Goal:
Pull each line containing "Arrow" out of the data and copy it.

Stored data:
-- BEGIN --

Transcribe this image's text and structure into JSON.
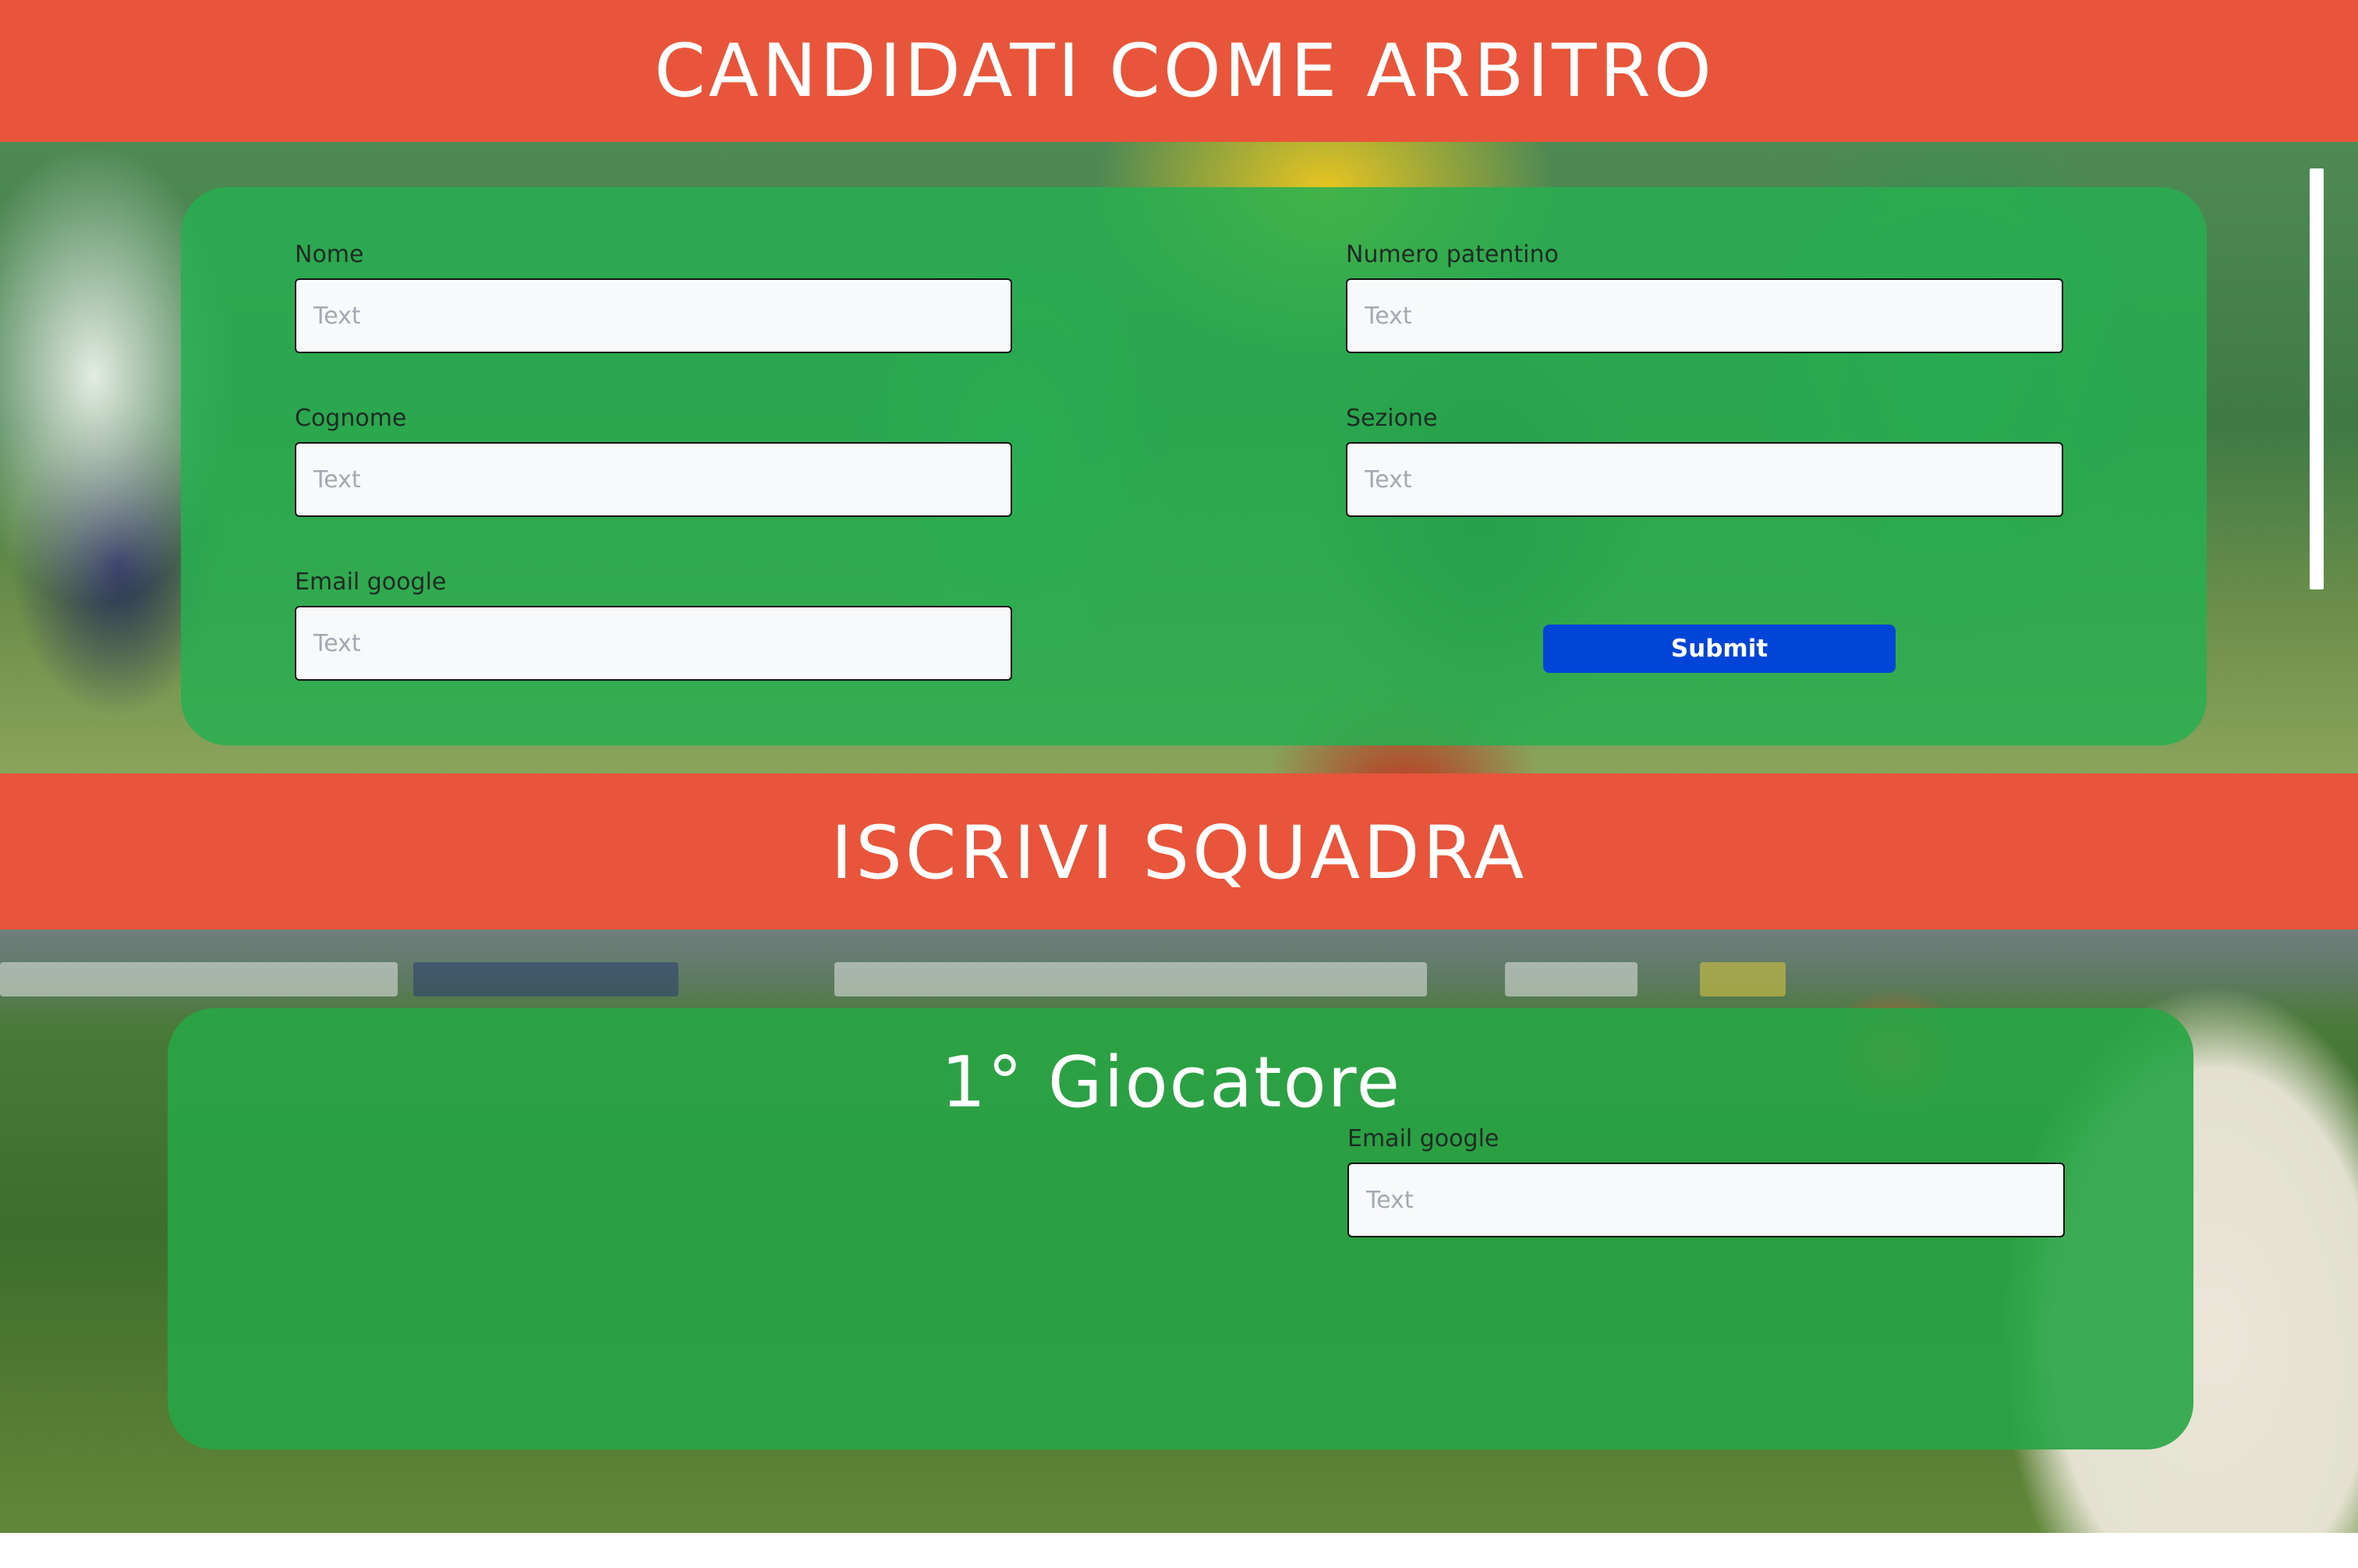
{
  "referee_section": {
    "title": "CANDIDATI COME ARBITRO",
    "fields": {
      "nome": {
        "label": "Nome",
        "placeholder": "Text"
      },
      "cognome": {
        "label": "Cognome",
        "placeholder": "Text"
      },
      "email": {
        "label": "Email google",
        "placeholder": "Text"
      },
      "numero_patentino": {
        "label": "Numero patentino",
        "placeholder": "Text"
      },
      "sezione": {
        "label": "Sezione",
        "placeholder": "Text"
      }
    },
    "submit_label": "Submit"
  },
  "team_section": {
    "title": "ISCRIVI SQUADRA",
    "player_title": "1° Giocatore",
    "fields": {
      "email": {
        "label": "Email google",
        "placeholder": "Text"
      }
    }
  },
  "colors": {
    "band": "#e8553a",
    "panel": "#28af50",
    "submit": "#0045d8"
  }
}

-- END --
-- BEGIN --

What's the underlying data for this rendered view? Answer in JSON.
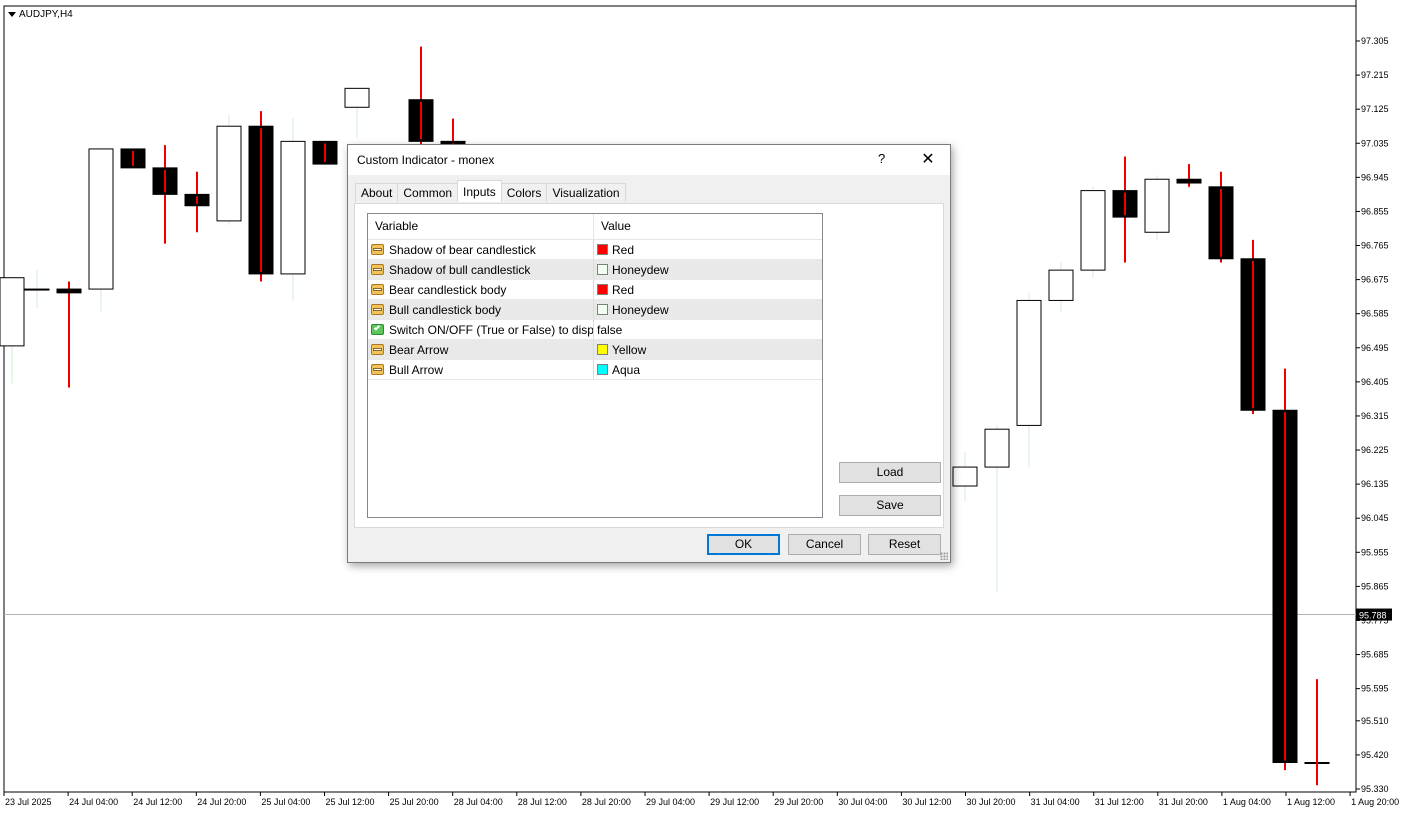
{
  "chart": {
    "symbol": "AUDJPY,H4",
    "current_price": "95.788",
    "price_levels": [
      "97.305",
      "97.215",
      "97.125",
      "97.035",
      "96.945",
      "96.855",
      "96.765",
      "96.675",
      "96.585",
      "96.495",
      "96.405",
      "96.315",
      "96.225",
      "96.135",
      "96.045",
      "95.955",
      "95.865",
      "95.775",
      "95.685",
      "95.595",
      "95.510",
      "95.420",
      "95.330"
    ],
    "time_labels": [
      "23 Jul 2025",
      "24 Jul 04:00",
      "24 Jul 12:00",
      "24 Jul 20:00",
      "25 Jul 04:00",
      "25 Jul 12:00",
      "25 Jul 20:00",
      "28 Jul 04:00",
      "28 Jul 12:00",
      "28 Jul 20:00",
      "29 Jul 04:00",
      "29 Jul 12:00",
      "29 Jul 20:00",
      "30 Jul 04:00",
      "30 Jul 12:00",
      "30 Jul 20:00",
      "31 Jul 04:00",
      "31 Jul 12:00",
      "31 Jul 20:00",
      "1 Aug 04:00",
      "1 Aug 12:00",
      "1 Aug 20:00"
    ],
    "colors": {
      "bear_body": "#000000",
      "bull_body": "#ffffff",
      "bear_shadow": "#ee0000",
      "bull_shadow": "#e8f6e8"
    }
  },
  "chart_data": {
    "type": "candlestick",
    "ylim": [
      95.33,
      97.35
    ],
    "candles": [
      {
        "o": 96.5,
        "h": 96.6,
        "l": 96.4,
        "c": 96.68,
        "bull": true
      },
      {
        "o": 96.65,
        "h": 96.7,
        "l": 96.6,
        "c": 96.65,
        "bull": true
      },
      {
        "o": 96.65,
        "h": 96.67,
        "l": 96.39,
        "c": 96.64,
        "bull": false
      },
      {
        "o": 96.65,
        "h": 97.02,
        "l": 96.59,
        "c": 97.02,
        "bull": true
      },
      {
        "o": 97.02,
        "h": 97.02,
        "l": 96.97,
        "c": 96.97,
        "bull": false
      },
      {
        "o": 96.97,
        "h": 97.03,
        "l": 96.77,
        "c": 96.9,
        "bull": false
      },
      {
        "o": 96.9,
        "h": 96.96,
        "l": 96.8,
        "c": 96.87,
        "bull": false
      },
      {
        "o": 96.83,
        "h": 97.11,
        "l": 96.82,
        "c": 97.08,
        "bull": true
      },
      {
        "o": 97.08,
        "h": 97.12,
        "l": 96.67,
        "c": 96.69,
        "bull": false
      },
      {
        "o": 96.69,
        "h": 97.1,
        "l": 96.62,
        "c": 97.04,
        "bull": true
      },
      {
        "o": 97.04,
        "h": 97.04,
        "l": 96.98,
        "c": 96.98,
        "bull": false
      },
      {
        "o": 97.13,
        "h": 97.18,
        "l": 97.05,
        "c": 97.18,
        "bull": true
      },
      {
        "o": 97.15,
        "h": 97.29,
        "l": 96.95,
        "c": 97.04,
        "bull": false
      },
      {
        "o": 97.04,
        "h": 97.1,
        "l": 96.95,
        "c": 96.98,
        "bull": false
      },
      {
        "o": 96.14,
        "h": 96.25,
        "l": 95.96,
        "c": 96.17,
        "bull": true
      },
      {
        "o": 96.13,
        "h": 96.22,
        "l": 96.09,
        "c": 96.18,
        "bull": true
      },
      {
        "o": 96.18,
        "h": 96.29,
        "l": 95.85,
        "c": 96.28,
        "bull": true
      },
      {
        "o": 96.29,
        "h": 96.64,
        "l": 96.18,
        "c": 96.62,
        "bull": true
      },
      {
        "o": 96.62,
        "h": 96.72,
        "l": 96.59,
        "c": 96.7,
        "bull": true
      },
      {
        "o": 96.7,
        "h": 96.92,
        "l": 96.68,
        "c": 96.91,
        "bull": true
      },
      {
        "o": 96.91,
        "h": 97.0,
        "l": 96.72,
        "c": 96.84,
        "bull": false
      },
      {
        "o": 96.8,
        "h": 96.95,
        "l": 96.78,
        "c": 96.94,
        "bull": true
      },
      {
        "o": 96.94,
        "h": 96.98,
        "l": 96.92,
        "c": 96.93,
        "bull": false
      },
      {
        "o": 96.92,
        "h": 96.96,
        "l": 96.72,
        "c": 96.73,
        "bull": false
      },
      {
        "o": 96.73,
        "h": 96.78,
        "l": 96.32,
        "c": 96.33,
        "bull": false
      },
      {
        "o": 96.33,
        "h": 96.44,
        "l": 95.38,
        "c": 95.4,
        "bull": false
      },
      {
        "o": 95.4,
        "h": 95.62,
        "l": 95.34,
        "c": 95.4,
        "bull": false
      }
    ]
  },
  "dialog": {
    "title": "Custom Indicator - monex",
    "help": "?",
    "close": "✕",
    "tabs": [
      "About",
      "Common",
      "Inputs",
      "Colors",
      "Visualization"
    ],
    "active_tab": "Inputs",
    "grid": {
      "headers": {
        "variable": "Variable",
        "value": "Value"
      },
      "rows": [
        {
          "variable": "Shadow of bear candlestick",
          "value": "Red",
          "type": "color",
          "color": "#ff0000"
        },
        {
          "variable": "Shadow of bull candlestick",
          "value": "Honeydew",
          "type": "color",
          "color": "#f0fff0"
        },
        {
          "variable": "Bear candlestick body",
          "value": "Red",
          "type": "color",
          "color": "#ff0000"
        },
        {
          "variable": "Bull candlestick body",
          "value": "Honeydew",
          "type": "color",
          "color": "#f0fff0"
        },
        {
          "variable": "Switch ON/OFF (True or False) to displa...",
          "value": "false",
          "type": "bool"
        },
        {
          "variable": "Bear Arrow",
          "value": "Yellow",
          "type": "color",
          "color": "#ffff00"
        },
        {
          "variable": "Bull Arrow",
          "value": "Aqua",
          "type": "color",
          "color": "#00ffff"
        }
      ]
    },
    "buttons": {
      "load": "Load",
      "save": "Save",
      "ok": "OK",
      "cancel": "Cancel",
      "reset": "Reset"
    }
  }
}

-- END --

Answer:
          "variable": "Bear Arrow",
          "variable": "Bull Arrow",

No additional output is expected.